Task to complete >> Make an exact copy of all the entries below, with the pictures left out.

Data records
==============================
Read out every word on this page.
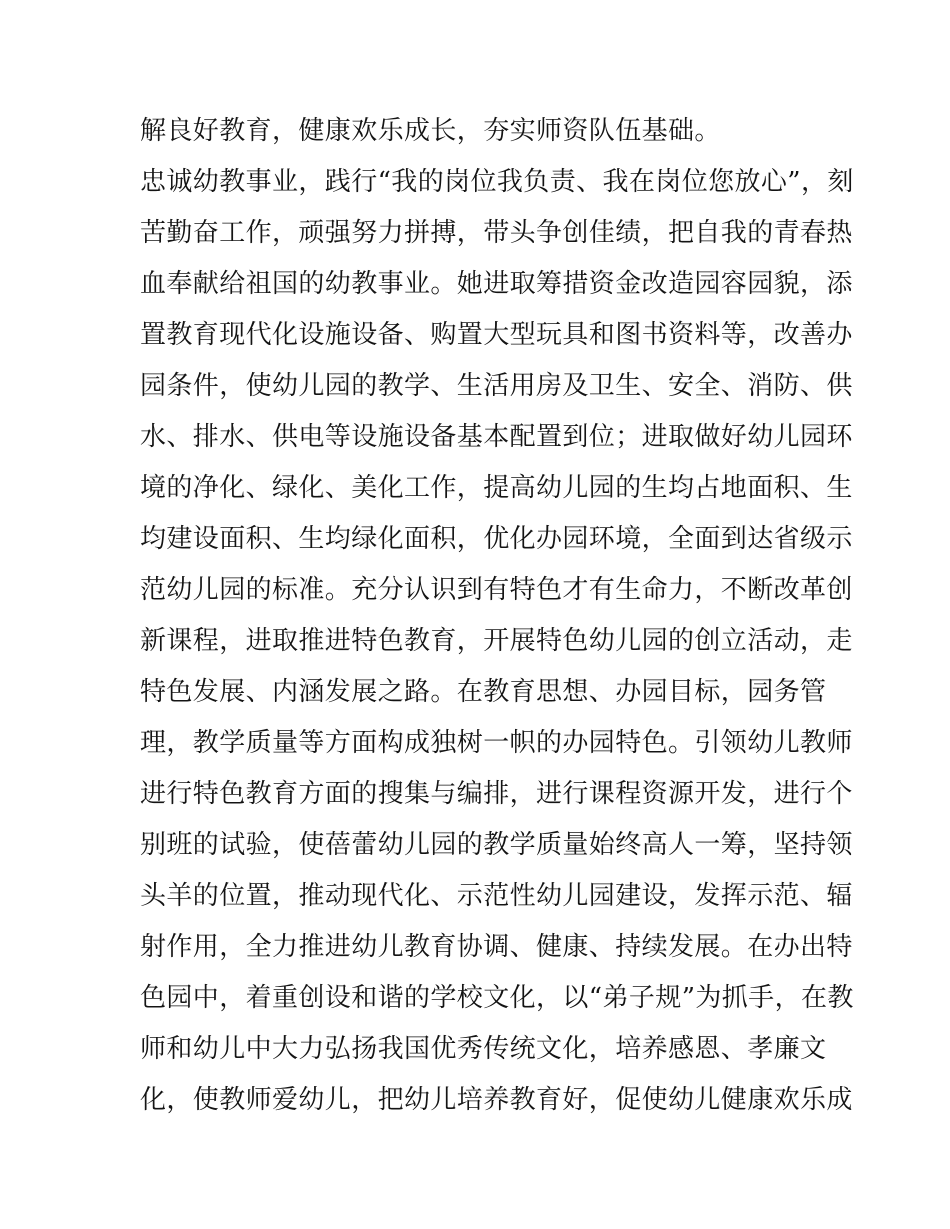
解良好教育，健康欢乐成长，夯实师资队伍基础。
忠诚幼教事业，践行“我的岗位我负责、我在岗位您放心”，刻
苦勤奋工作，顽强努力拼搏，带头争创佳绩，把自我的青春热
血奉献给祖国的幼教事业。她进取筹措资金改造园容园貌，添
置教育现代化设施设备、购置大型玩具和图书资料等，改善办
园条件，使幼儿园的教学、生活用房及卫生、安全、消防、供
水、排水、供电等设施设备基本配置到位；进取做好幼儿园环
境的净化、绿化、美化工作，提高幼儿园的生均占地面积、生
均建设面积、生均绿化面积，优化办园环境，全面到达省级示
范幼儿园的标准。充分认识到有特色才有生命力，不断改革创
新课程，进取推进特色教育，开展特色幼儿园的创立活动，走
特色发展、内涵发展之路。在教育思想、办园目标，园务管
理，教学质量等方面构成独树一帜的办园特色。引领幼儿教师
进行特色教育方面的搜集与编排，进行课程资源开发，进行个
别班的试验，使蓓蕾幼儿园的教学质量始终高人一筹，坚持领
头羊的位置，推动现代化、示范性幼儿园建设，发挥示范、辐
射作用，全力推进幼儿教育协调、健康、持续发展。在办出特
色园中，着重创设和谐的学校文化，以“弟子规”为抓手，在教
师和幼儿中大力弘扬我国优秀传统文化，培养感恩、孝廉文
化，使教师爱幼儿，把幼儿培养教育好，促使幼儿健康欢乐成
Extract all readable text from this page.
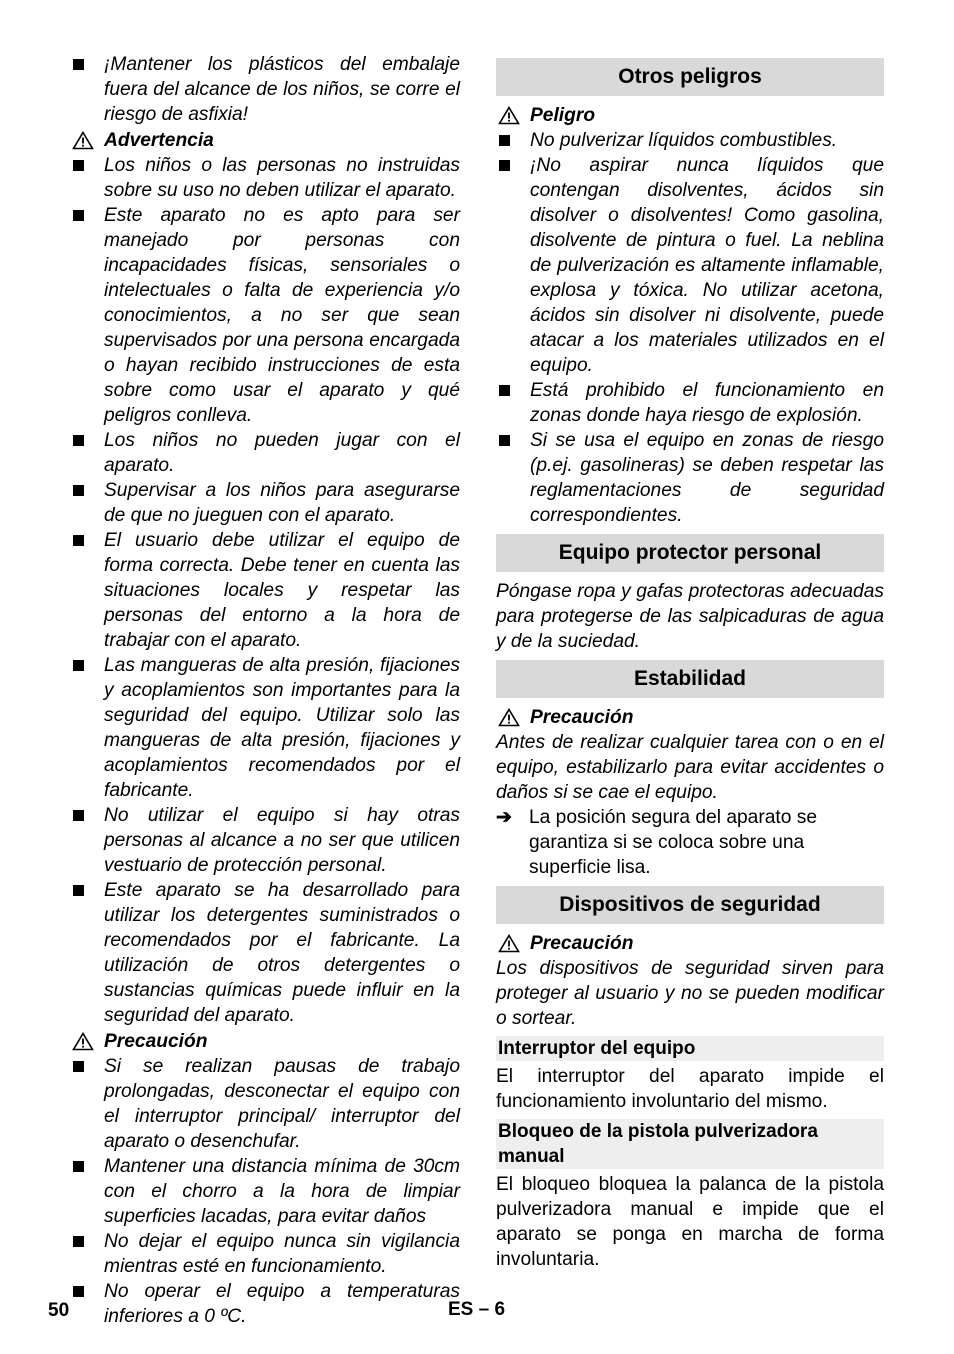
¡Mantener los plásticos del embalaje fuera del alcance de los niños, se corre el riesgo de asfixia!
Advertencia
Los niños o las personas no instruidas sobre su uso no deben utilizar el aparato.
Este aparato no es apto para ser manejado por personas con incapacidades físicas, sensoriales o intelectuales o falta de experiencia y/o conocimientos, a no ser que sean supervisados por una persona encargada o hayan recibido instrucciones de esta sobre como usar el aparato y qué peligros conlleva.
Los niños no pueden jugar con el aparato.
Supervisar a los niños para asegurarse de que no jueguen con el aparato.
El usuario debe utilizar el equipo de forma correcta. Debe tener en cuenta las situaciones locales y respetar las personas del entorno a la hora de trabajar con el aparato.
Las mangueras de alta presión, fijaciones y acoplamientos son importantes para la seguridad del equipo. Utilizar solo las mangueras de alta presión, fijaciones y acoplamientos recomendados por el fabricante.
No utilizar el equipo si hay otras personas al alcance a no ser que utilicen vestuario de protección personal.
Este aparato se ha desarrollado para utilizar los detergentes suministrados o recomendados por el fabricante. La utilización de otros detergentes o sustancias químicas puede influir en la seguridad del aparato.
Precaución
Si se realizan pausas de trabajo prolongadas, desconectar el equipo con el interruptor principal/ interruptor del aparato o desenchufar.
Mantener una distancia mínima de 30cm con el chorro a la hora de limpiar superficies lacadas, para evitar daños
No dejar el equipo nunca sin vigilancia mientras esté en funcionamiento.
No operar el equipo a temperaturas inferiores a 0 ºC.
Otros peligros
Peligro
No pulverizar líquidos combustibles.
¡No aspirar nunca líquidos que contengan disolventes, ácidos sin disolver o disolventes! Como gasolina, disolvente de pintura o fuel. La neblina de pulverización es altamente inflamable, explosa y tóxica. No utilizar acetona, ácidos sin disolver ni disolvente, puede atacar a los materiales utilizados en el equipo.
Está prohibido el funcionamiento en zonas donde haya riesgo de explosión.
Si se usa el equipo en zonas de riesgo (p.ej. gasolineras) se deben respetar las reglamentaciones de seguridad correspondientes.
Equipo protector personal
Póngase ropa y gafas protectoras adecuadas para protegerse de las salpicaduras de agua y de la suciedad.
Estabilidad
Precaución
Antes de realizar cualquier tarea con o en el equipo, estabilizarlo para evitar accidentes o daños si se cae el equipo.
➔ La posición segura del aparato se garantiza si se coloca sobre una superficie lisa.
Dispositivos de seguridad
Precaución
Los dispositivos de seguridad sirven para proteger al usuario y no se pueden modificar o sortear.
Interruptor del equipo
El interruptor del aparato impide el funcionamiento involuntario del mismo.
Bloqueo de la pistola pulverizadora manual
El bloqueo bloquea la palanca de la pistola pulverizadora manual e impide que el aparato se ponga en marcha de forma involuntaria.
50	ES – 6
==============================
Response >>
Read out every word on this page.
解良好教育，健康欢乐成长，夯实师资队伍基础。
忠诚幼教事业，践行“我的岗位我负责、我在岗位您放心”，刻
苦勤奋工作，顽强努力拼搏，带头争创佳绩，把自我的青春热
血奉献给祖国的幼教事业。她进取筹措资金改造园容园貌，添
置教育现代化设施设备、购置大型玩具和图书资料等，改善办
园条件，使幼儿园的教学、生活用房及卫生、安全、消防、供
水、排水、供电等设施设备基本配置到位；进取做好幼儿园环
境的净化、绿化、美化工作，提高幼儿园的生均占地面积、生
均建设面积、生均绿化面积，优化办园环境，全面到达省级示
范幼儿园的标准。充分认识到有特色才有生命力，不断改革创
新课程，进取推进特色教育，开展特色幼儿园的创立活动，走
特色发展、内涵发展之路。在教育思想、办园目标，园务管
理，教学质量等方面构成独树一帜的办园特色。引领幼儿教师
进行特色教育方面的搜集与编排，进行课程资源开发，进行个
别班的试验，使蓓蕾幼儿园的教学质量始终高人一筹，坚持领
头羊的位置，推动现代化、示范性幼儿园建设，发挥示范、辐
射作用，全力推进幼儿教育协调、健康、持续发展。在办出特
色园中，着重创设和谐的学校文化，以“弟子规”为抓手，在教
师和幼儿中大力弘扬我国优秀传统文化，培养感恩、孝廉文
化，使教师爱幼儿，把幼儿培养教育好，促使幼儿健康欢乐成
Extract all readable text from this page.
¡Mantener los plásticos del embalaje fuera del alcance de los niños, se corre el riesgo de asfixia!
Advertencia
Los niños o las personas no instruidas sobre su uso no deben utilizar el aparato.
Este aparato no es apto para ser manejado por personas con incapacidades físicas, sensoriales o intelectuales o falta de experiencia y/o conocimientos, a no ser que sean supervisados por una persona encargada o hayan recibido instrucciones de esta sobre como usar el aparato y qué peligros conlleva.
Los niños no pueden jugar con el aparato.
Supervisar a los niños para asegurarse de que no jueguen con el aparato.
El usuario debe utilizar el equipo de forma correcta. Debe tener en cuenta las situaciones locales y respetar las personas del entorno a la hora de trabajar con el aparato.
Las mangueras de alta presión, fijaciones y acoplamientos son importantes para la seguridad del equipo. Utilizar solo las mangueras de alta presión, fijaciones y acoplamientos recomendados por el fabricante.
No utilizar el equipo si hay otras personas al alcance a no ser que utilicen vestuario de protección personal.
Este aparato se ha desarrollado para utilizar los detergentes suministrados o recomendados por el fabricante. La utilización de otros detergentes o sustancias químicas puede influir en la seguridad del aparato.
Precaución
Si se realizan pausas de trabajo prolongadas, desconectar el equipo con el interruptor principal/ interruptor del aparato o desenchufar.
Mantener una distancia mínima de 30cm con el chorro a la hora de limpiar superficies lacadas, para evitar daños
No dejar el equipo nunca sin vigilancia mientras esté en funcionamiento.
No operar el equipo a temperaturas inferiores a 0 ºC.
Otros peligros
Peligro
No pulverizar líquidos combustibles.
¡No aspirar nunca líquidos que contengan disolventes, ácidos sin disolver o disolventes! Como gasolina, disolvente de pintura o fuel. La neblina de pulverización es altamente inflamable, explosa y tóxica. No utilizar acetona, ácidos sin disolver ni disolvente, puede atacar a los materiales utilizados en el equipo.
Está prohibido el funcionamiento en zonas donde haya riesgo de explosión.
Si se usa el equipo en zonas de riesgo (p.ej. gasolineras) se deben respetar las reglamentaciones de seguridad correspondientes.
Equipo protector personal
Póngase ropa y gafas protectoras adecuadas para protegerse de las salpicaduras de agua y de la suciedad.
Estabilidad
Precaución
Antes de realizar cualquier tarea con o en el equipo, estabilizarlo para evitar accidentes o daños si se cae el equipo.
➔ La posición segura del aparato se garantiza si se coloca sobre una superficie lisa.
Dispositivos de seguridad
Precaución
Los dispositivos de seguridad sirven para proteger al usuario y no se pueden modificar o sortear.
Interruptor del equipo
El interruptor del aparato impide el funcionamiento involuntario del mismo.
Bloqueo de la pistola pulverizadora manual
El bloqueo bloquea la palanca de la pistola pulverizadora manual e impide que el aparato se ponga en marcha de forma involuntaria.
50	ES – 6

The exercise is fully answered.